Dataset excerpt:

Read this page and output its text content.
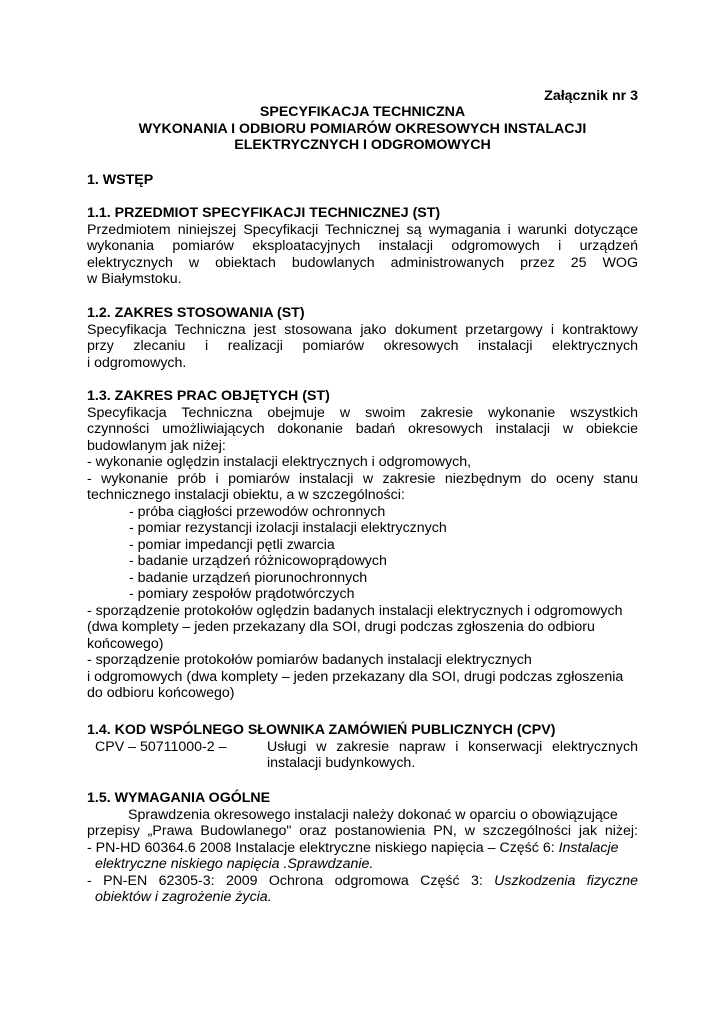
Załącznik nr 3
SPECYFIKACJA TECHNICZNA
WYKONANIA I ODBIORU POMIARÓW OKRESOWYCH INSTALACJI
ELEKTRYCZNYCH I ODGROMOWYCH
1. WSTĘP
1.1. PRZEDMIOT SPECYFIKACJI TECHNICZNEJ (ST)
Przedmiotem niniejszej Specyfikacji Technicznej są wymagania i warunki dotyczące
wykonania pomiarów eksploatacyjnych instalacji odgromowych i urządzeń
elektrycznych w obiektach budowlanych administrowanych przez 25 WOG
w Białymstoku.
1.2. ZAKRES STOSOWANIA (ST)
Specyfikacja Techniczna jest stosowana jako dokument przetargowy i kontraktowy
przy zlecaniu i realizacji pomiarów okresowych instalacji elektrycznych
i odgromowych.
1.3. ZAKRES PRAC OBJĘTYCH (ST)
Specyfikacja Techniczna obejmuje w swoim zakresie wykonanie wszystkich
czynności umożliwiających dokonanie badań okresowych instalacji w obiekcie
budowlanym jak niżej:
- wykonanie oględzin instalacji elektrycznych i odgromowych,
- wykonanie prób i pomiarów instalacji w zakresie niezbędnym do oceny stanu
technicznego instalacji obiektu, a w szczególności:
- próba ciągłości przewodów ochronnych
- pomiar rezystancji izolacji instalacji elektrycznych
- pomiar impedancji pętli zwarcia
- badanie urządzeń różnicowoprądowych
- badanie urządzeń piorunochronnych
- pomiary zespołów prądotwórczych
- sporządzenie protokołów oględzin badanych instalacji elektrycznych i odgromowych
(dwa komplety – jeden przekazany dla SOI, drugi podczas zgłoszenia do odbioru
końcowego)
- sporządzenie protokołów pomiarów badanych instalacji elektrycznych
i odgromowych (dwa komplety – jeden przekazany dla SOI, drugi podczas zgłoszenia
do odbioru końcowego)
1.4. KOD WSPÓLNEGO SŁOWNIKA ZAMÓWIEŃ PUBLICZNYCH (CPV)
CPV – 50711000-2 –	Usługi w zakresie napraw i konserwacji elektrycznych
instalacji budynkowych.
1.5. WYMAGANIA OGÓLNE
Sprawdzenia okresowego instalacji należy dokonać w oparciu o obowiązujące
przepisy „Prawa Budowlanego" oraz postanowienia PN, w szczególności jak niżej:
- PN-HD 60364.6 2008 Instalacje elektryczne niskiego napięcia – Część 6: Instalacje
elektryczne niskiego napięcia .Sprawdzanie.
- PN-EN 62305-3: 2009 Ochrona odgromowa Część 3: Uszkodzenia fizyczne
obiektów i zagrożenie życia.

> Goal
Write out the listing word for word, omitting the pictures it holds.

> Solution
Read this page and output its text content.
Załącznik nr 3
SPECYFIKACJA TECHNICZNA
WYKONANIA I ODBIORU POMIARÓW OKRESOWYCH INSTALACJI
ELEKTRYCZNYCH I ODGROMOWYCH
1. WSTĘP
1.1. PRZEDMIOT SPECYFIKACJI TECHNICZNEJ (ST)
Przedmiotem niniejszej Specyfikacji Technicznej są wymagania i warunki dotyczące
wykonania pomiarów eksploatacyjnych instalacji odgromowych i urządzeń
elektrycznych w obiektach budowlanych administrowanych przez 25 WOG
w Białymstoku.
1.2. ZAKRES STOSOWANIA (ST)
Specyfikacja Techniczna jest stosowana jako dokument przetargowy i kontraktowy
przy zlecaniu i realizacji pomiarów okresowych instalacji elektrycznych
i odgromowych.
1.3. ZAKRES PRAC OBJĘTYCH (ST)
Specyfikacja Techniczna obejmuje w swoim zakresie wykonanie wszystkich
czynności umożliwiających dokonanie badań okresowych instalacji w obiekcie
budowlanym jak niżej:
- wykonanie oględzin instalacji elektrycznych i odgromowych,
- wykonanie prób i pomiarów instalacji w zakresie niezbędnym do oceny stanu
technicznego instalacji obiektu, a w szczególności:
- próba ciągłości przewodów ochronnych
- pomiar rezystancji izolacji instalacji elektrycznych
- pomiar impedancji pętli zwarcia
- badanie urządzeń różnicowoprądowych
- badanie urządzeń piorunochronnych
- pomiary zespołów prądotwórczych
- sporządzenie protokołów oględzin badanych instalacji elektrycznych i odgromowych
(dwa komplety – jeden przekazany dla SOI, drugi podczas zgłoszenia do odbioru
końcowego)
- sporządzenie protokołów pomiarów badanych instalacji elektrycznych
i odgromowych (dwa komplety – jeden przekazany dla SOI, drugi podczas zgłoszenia
do odbioru końcowego)
1.4. KOD WSPÓLNEGO SŁOWNIKA ZAMÓWIEŃ PUBLICZNYCH (CPV)
CPV – 50711000-2 –	Usługi w zakresie napraw i konserwacji elektrycznych
instalacji budynkowych.
1.5. WYMAGANIA OGÓLNE
Sprawdzenia okresowego instalacji należy dokonać w oparciu o obowiązujące
przepisy „Prawa Budowlanego" oraz postanowienia PN, w szczególności jak niżej:
- PN-HD 60364.6 2008 Instalacje elektryczne niskiego napięcia – Część 6: Instalacje
elektryczne niskiego napięcia .Sprawdzanie.
- PN-EN 62305-3: 2009 Ochrona odgromowa Część 3: Uszkodzenia fizyczne
obiektów i zagrożenie życia.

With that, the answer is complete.